___ Data to process

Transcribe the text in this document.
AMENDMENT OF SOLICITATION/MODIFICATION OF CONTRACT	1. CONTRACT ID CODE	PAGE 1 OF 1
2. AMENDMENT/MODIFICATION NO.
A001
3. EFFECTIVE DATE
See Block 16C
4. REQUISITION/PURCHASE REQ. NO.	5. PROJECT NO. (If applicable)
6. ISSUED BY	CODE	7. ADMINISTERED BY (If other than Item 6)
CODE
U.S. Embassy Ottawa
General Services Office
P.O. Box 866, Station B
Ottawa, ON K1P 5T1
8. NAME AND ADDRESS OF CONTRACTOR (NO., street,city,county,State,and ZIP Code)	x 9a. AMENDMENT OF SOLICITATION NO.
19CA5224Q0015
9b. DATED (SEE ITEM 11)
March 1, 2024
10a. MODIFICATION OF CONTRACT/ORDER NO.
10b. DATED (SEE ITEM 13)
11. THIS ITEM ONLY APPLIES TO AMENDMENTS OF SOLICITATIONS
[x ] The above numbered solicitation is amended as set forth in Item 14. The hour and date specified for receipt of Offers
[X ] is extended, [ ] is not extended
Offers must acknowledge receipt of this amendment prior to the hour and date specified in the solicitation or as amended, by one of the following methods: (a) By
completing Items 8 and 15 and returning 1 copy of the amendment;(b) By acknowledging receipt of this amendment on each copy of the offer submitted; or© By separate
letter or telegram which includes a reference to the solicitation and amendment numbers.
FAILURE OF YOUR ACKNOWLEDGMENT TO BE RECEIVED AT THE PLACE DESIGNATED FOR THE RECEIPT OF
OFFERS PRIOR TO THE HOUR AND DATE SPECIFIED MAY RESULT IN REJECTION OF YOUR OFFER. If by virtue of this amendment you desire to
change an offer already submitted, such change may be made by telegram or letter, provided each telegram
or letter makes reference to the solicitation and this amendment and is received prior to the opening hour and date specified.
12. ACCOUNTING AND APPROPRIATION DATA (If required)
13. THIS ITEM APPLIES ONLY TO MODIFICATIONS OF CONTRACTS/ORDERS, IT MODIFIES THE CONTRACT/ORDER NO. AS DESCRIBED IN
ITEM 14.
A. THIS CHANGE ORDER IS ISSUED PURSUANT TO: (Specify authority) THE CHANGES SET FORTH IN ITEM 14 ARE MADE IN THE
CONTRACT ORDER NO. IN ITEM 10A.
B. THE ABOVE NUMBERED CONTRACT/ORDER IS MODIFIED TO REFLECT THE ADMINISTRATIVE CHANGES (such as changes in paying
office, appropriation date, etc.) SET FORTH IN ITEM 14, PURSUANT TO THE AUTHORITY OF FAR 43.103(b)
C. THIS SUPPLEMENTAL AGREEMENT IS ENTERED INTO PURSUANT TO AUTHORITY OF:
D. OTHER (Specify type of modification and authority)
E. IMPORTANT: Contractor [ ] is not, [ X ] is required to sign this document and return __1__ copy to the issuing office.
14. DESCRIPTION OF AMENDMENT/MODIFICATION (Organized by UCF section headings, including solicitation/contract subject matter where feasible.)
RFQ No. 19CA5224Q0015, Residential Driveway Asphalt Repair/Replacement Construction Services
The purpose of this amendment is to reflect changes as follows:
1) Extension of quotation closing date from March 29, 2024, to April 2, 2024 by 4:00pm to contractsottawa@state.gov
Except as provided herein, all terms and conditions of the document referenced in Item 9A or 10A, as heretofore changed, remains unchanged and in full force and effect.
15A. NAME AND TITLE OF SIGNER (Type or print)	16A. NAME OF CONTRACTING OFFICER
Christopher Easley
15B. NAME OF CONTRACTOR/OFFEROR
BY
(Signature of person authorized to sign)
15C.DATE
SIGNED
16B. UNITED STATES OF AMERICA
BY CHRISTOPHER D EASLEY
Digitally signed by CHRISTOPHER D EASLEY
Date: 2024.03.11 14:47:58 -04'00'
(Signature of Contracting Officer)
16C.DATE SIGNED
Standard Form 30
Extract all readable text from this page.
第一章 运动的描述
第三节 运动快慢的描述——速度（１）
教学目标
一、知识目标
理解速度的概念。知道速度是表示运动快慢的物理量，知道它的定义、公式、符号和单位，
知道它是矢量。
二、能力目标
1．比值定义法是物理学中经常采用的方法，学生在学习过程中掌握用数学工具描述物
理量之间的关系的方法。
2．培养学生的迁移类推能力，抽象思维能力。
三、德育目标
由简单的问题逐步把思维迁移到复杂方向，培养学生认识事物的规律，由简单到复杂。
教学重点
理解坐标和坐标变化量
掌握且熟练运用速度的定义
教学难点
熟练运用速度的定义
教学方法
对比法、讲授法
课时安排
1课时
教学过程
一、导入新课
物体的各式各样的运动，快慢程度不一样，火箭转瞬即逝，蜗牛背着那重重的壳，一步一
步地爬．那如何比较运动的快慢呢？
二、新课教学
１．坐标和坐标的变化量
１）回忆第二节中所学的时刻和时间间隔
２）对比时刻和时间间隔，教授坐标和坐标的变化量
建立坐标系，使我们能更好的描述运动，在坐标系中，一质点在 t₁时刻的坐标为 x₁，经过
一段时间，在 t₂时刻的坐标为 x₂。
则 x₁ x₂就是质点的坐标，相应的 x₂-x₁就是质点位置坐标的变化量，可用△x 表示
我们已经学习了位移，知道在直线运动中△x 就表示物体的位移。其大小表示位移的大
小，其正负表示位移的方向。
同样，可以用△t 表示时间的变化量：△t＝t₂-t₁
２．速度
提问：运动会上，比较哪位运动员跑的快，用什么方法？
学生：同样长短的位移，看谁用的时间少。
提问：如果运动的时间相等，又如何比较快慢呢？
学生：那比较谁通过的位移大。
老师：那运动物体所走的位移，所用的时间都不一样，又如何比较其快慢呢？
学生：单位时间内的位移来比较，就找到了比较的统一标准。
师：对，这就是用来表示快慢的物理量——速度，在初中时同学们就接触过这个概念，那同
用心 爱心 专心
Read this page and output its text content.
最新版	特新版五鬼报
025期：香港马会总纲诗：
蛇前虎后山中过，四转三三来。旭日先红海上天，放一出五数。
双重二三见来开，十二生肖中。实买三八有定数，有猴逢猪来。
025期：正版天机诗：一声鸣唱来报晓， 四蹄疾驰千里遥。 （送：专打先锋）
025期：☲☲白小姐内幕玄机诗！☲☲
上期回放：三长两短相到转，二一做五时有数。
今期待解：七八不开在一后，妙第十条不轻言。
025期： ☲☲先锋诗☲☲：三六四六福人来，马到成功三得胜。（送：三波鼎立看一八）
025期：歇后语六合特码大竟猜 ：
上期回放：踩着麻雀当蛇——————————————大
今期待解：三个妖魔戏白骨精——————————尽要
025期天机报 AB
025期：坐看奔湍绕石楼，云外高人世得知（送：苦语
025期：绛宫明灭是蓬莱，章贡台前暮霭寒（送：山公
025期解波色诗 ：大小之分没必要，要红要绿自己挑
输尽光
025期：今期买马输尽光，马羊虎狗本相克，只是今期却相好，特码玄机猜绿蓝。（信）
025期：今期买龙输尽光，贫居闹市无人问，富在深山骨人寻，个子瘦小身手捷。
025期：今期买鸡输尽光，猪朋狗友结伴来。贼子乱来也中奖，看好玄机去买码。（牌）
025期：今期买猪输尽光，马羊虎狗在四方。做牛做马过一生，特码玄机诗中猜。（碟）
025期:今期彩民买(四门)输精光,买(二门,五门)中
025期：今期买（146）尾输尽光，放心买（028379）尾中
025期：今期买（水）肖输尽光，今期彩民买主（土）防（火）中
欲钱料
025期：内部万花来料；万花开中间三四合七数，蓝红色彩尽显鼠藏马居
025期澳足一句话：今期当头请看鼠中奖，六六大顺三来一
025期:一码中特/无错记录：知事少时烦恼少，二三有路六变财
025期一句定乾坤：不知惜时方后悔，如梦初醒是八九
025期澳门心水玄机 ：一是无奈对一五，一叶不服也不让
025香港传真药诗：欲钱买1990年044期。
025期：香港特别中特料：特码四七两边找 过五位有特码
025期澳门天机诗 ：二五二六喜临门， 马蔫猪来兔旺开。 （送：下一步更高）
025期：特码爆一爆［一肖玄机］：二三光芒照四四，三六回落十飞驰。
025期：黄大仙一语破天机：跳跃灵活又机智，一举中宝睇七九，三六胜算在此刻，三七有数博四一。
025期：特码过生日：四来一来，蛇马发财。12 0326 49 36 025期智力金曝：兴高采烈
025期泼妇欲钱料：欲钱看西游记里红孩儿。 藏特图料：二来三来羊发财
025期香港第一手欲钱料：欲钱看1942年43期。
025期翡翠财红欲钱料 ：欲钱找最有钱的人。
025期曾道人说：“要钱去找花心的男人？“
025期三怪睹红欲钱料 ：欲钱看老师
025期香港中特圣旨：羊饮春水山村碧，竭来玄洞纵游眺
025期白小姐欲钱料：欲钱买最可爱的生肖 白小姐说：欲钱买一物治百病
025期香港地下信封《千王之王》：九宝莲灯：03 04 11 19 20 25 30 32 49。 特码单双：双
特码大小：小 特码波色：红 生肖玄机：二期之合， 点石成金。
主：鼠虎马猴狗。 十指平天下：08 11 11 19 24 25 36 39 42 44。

______

### What the task requires:
Collect each line holding the string "PURSUANT".

### Expected answer:
A. THIS CHANGE ORDER IS ISSUED PURSUANT TO: (Specify authority) THE CHANGES SET FORTH IN ITEM 14 ARE MADE IN THE
office, appropriation date, etc.) SET FORTH IN ITEM 14, PURSUANT TO THE AUTHORITY OF FAR 43.103(b)
C. THIS SUPPLEMENTAL AGREEMENT IS ENTERED INTO PURSUANT TO AUTHORITY OF:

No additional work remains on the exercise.